* **Data extract**:
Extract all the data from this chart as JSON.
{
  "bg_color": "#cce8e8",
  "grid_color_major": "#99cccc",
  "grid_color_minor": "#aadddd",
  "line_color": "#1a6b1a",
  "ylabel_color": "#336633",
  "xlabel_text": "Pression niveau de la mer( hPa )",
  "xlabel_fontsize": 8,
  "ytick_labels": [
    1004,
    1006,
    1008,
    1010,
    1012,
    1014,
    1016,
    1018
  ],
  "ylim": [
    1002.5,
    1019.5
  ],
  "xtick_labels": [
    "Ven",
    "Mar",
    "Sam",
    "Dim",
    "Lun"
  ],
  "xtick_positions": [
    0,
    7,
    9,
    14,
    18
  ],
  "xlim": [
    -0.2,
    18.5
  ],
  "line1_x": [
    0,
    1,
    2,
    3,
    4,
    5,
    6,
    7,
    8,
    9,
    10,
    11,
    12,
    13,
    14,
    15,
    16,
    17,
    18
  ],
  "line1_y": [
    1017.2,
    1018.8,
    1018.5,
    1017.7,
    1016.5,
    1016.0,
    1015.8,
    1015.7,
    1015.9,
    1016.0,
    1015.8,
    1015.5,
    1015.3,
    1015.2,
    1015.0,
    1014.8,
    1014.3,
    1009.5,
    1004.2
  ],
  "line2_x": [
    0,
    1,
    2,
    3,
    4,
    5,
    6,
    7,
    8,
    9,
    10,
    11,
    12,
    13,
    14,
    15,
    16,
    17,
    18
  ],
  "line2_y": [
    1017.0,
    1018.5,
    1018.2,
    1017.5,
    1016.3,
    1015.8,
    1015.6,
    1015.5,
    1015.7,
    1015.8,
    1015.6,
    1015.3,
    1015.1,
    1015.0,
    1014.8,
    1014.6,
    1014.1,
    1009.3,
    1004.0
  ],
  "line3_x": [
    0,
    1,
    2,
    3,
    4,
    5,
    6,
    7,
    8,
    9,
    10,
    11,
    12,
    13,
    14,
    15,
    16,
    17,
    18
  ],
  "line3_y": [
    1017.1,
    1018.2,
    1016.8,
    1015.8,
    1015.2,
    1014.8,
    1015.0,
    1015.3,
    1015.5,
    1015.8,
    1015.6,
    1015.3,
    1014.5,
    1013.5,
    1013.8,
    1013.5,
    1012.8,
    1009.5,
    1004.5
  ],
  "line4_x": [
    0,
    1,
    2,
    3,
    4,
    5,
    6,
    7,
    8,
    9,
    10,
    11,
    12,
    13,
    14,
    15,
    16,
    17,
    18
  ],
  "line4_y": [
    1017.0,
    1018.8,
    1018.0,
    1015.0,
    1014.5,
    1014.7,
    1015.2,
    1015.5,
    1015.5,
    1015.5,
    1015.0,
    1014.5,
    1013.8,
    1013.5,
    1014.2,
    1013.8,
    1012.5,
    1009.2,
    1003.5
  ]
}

* **To do**:
Extract the complete listing above, reproducing each line exactly.

* **Exercise result**:
Extract all the data from this chart as JSON.
{
  "bg_color": "#cce8e8",
  "grid_color_major": "#99cccc",
  "grid_color_minor": "#aadddd",
  "line_color": "#1a6b1a",
  "ylabel_color": "#336633",
  "xlabel_text": "Pression niveau de la mer( hPa )",
  "xlabel_fontsize": 8,
  "ytick_labels": [
    1004,
    1006,
    1008,
    1010,
    1012,
    1014,
    1016,
    1018
  ],
  "ylim": [
    1002.5,
    1019.5
  ],
  "xtick_labels": [
    "Ven",
    "Mar",
    "Sam",
    "Dim",
    "Lun"
  ],
  "xtick_positions": [
    0,
    7,
    9,
    14,
    18
  ],
  "xlim": [
    -0.2,
    18.5
  ],
  "line1_x": [
    0,
    1,
    2,
    3,
    4,
    5,
    6,
    7,
    8,
    9,
    10,
    11,
    12,
    13,
    14,
    15,
    16,
    17,
    18
  ],
  "line1_y": [
    1017.2,
    1018.8,
    1018.5,
    1017.7,
    1016.5,
    1016.0,
    1015.8,
    1015.7,
    1015.9,
    1016.0,
    1015.8,
    1015.5,
    1015.3,
    1015.2,
    1015.0,
    1014.8,
    1014.3,
    1009.5,
    1004.2
  ],
  "line2_x": [
    0,
    1,
    2,
    3,
    4,
    5,
    6,
    7,
    8,
    9,
    10,
    11,
    12,
    13,
    14,
    15,
    16,
    17,
    18
  ],
  "line2_y": [
    1017.0,
    1018.5,
    1018.2,
    1017.5,
    1016.3,
    1015.8,
    1015.6,
    1015.5,
    1015.7,
    1015.8,
    1015.6,
    1015.3,
    1015.1,
    1015.0,
    1014.8,
    1014.6,
    1014.1,
    1009.3,
    1004.0
  ],
  "line3_x": [
    0,
    1,
    2,
    3,
    4,
    5,
    6,
    7,
    8,
    9,
    10,
    11,
    12,
    13,
    14,
    15,
    16,
    17,
    18
  ],
  "line3_y": [
    1017.1,
    1018.2,
    1016.8,
    1015.8,
    1015.2,
    1014.8,
    1015.0,
    1015.3,
    1015.5,
    1015.8,
    1015.6,
    1015.3,
    1014.5,
    1013.5,
    1013.8,
    1013.5,
    1012.8,
    1009.5,
    1004.5
  ],
  "line4_x": [
    0,
    1,
    2,
    3,
    4,
    5,
    6,
    7,
    8,
    9,
    10,
    11,
    12,
    13,
    14,
    15,
    16,
    17,
    18
  ],
  "line4_y": [
    1017.0,
    1018.8,
    1018.0,
    1015.0,
    1014.5,
    1014.7,
    1015.2,
    1015.5,
    1015.5,
    1015.5,
    1015.0,
    1014.5,
    1013.8,
    1013.5,
    1014.2,
    1013.8,
    1012.5,
    1009.2,
    1003.5
  ]
}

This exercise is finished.